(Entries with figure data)
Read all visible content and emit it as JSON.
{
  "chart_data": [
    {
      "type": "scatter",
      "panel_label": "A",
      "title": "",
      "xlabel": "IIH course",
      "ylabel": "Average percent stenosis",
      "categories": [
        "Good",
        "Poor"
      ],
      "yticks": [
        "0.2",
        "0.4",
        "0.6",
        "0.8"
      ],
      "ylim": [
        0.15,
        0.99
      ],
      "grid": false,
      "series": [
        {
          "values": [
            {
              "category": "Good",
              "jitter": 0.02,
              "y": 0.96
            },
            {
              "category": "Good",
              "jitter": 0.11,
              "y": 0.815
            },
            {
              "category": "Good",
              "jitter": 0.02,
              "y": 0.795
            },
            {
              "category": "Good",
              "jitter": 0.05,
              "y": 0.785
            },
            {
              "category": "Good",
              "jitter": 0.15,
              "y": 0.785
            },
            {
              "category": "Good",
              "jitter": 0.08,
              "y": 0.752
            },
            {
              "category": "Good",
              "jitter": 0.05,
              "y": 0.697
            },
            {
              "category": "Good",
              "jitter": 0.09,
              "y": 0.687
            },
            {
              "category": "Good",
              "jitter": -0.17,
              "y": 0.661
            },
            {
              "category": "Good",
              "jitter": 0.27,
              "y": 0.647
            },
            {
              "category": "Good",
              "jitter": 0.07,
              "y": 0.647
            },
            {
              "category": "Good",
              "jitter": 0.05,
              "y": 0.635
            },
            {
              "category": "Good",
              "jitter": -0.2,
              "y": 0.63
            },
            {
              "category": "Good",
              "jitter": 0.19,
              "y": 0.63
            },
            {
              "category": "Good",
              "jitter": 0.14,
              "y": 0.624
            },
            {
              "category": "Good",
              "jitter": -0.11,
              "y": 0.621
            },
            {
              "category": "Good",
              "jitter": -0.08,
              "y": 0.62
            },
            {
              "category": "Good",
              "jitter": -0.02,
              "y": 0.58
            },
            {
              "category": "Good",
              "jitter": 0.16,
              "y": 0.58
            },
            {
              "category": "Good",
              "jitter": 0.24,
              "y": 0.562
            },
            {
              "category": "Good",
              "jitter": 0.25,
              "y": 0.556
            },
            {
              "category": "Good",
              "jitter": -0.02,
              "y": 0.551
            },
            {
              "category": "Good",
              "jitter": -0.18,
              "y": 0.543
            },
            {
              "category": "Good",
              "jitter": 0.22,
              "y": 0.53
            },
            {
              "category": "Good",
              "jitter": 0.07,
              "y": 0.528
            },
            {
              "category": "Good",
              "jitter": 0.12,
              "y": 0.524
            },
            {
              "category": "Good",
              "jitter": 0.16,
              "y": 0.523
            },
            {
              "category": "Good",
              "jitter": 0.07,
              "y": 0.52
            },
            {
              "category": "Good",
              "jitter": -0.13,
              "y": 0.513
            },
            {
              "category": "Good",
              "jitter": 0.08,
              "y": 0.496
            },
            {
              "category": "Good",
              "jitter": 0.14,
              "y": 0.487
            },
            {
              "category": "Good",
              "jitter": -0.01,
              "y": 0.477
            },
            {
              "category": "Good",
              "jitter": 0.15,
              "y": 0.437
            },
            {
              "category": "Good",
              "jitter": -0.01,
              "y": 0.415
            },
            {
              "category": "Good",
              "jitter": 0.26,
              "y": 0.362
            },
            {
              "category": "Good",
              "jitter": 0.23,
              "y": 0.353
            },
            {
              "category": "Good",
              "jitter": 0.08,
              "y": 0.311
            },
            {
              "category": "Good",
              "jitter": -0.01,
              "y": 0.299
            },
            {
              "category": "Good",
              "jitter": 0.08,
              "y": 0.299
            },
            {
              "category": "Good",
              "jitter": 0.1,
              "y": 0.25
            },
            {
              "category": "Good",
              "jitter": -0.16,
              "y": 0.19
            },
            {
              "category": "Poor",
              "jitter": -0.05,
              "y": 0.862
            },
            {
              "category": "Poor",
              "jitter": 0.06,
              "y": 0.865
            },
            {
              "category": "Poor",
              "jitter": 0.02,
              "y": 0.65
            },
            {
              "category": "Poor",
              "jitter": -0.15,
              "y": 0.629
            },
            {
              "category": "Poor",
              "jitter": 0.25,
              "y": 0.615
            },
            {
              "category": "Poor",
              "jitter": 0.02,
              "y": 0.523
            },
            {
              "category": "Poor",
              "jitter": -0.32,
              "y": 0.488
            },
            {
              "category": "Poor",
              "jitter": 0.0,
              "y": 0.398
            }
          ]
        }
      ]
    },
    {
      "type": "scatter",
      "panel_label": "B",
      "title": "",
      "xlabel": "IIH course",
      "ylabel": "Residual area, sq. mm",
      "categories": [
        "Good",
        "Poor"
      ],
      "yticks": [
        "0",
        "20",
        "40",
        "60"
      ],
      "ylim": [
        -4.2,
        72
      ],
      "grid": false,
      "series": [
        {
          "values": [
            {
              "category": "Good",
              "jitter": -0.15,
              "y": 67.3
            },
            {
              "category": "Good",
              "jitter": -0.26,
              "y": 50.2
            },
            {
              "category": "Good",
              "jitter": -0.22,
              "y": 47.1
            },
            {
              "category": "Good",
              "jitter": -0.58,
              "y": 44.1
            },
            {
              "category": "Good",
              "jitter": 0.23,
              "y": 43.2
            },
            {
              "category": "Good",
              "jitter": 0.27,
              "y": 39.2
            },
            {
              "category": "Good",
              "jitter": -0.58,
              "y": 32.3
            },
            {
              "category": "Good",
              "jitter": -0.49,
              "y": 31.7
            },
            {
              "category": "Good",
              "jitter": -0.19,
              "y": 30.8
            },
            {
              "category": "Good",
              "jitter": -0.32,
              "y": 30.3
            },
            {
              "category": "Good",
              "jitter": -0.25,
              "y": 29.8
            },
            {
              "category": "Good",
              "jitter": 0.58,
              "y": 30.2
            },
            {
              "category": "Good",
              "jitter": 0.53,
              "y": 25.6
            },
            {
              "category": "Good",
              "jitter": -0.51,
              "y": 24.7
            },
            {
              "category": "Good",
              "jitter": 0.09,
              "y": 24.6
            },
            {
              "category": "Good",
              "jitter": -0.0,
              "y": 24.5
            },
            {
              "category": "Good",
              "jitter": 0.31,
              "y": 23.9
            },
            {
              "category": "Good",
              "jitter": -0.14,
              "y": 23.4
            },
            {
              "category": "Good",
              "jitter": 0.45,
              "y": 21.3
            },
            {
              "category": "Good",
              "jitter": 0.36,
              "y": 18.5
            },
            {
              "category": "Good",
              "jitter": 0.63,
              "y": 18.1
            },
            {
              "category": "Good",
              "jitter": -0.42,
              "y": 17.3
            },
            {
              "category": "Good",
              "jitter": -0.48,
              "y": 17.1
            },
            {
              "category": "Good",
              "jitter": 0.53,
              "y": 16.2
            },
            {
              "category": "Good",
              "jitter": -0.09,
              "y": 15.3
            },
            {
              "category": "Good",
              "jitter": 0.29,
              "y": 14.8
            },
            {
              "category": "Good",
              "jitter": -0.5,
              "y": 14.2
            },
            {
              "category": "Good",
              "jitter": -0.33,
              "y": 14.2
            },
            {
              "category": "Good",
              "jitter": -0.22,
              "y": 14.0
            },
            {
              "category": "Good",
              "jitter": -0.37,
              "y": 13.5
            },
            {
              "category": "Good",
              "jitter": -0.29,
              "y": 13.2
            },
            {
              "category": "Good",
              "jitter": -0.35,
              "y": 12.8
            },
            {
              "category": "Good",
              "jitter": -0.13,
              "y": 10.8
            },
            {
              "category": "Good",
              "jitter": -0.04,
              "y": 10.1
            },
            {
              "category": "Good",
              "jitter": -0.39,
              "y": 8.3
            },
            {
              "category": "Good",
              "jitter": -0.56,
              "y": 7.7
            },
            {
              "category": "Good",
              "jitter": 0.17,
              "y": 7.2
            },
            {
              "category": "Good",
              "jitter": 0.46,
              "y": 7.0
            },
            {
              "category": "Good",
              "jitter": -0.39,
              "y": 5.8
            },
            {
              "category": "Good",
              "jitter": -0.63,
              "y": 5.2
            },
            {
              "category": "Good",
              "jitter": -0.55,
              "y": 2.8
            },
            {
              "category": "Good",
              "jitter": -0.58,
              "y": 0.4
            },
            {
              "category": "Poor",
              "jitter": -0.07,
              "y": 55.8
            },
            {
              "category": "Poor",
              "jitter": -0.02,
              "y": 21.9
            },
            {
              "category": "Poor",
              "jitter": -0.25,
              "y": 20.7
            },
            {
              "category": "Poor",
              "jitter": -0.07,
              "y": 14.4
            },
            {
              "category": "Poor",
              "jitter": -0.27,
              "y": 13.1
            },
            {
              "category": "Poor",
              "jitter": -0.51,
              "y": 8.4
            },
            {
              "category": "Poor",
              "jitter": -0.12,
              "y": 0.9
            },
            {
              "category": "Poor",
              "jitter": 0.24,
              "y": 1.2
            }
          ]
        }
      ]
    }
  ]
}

▶ [Required work] Count each line with "ylabel" in it and report that figure by itself.

▶ [Exercise response] 2